> **Records contained in a dataset**
::::::::

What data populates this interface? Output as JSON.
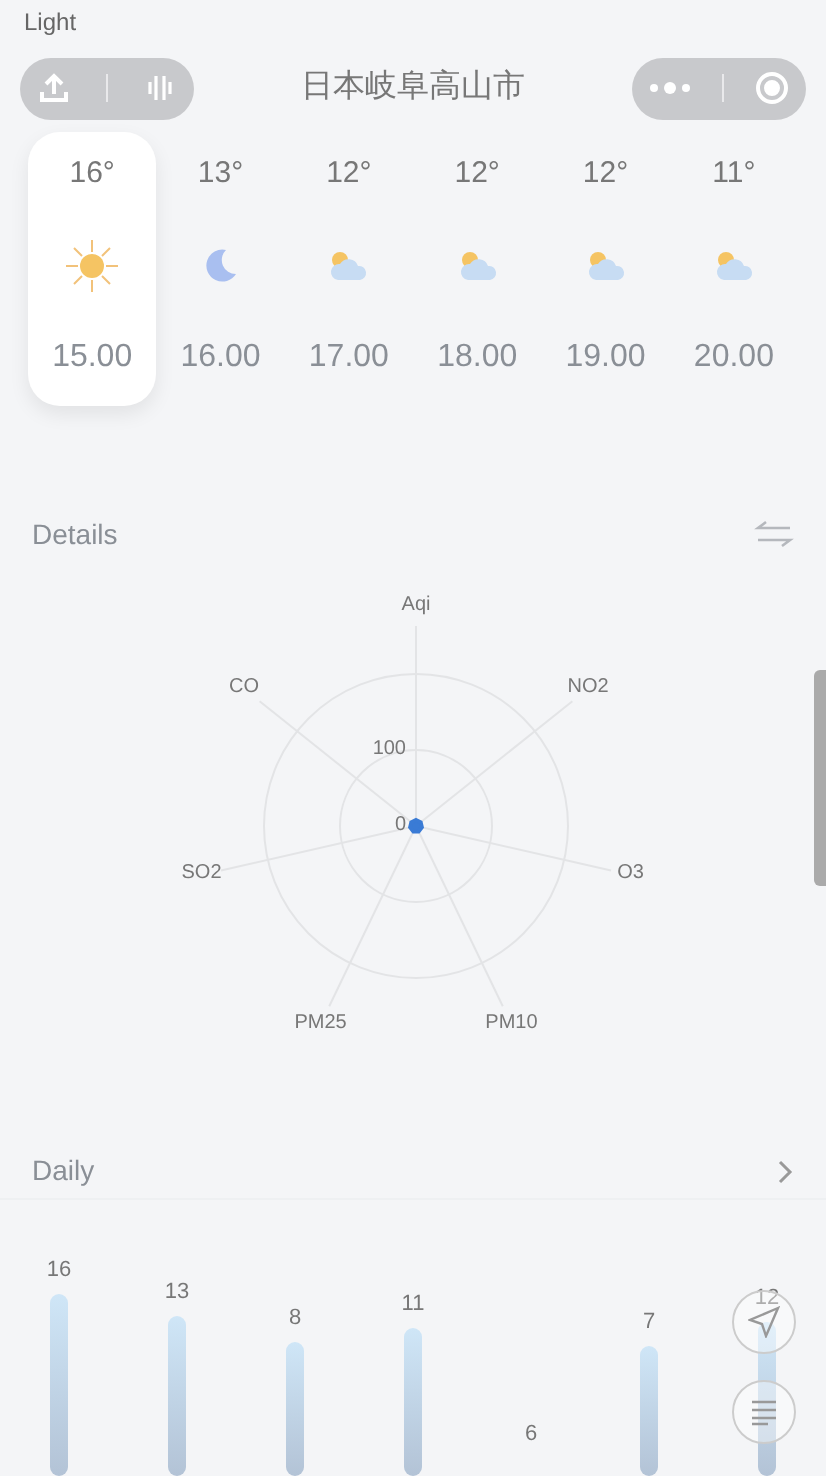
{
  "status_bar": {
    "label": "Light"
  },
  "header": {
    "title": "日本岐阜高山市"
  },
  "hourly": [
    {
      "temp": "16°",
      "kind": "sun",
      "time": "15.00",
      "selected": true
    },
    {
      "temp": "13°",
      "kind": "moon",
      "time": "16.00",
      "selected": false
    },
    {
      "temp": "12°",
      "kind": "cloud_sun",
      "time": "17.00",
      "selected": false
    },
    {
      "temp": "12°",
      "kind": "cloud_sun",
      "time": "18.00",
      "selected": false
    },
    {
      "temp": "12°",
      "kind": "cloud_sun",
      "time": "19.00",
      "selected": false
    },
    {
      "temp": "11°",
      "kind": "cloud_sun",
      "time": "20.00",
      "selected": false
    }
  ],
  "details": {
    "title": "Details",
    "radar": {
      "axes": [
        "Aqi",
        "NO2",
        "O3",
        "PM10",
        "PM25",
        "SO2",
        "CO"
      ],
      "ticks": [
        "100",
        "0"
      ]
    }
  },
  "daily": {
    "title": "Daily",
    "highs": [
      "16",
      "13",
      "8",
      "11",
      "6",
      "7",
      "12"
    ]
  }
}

::::::::

> **Task description**
Leave the pictures out and copy the rest of the data exactly.

> **Response to this exercise**
What data populates this interface? Output as JSON.
{
  "status_bar": {
    "label": "Light"
  },
  "header": {
    "title": "日本岐阜高山市"
  },
  "hourly": [
    {
      "temp": "16°",
      "kind": "sun",
      "time": "15.00",
      "selected": true
    },
    {
      "temp": "13°",
      "kind": "moon",
      "time": "16.00",
      "selected": false
    },
    {
      "temp": "12°",
      "kind": "cloud_sun",
      "time": "17.00",
      "selected": false
    },
    {
      "temp": "12°",
      "kind": "cloud_sun",
      "time": "18.00",
      "selected": false
    },
    {
      "temp": "12°",
      "kind": "cloud_sun",
      "time": "19.00",
      "selected": false
    },
    {
      "temp": "11°",
      "kind": "cloud_sun",
      "time": "20.00",
      "selected": false
    }
  ],
  "details": {
    "title": "Details",
    "radar": {
      "axes": [
        "Aqi",
        "NO2",
        "O3",
        "PM10",
        "PM25",
        "SO2",
        "CO"
      ],
      "ticks": [
        "100",
        "0"
      ]
    }
  },
  "daily": {
    "title": "Daily",
    "highs": [
      "16",
      "13",
      "8",
      "11",
      "6",
      "7",
      "12"
    ]
  }
}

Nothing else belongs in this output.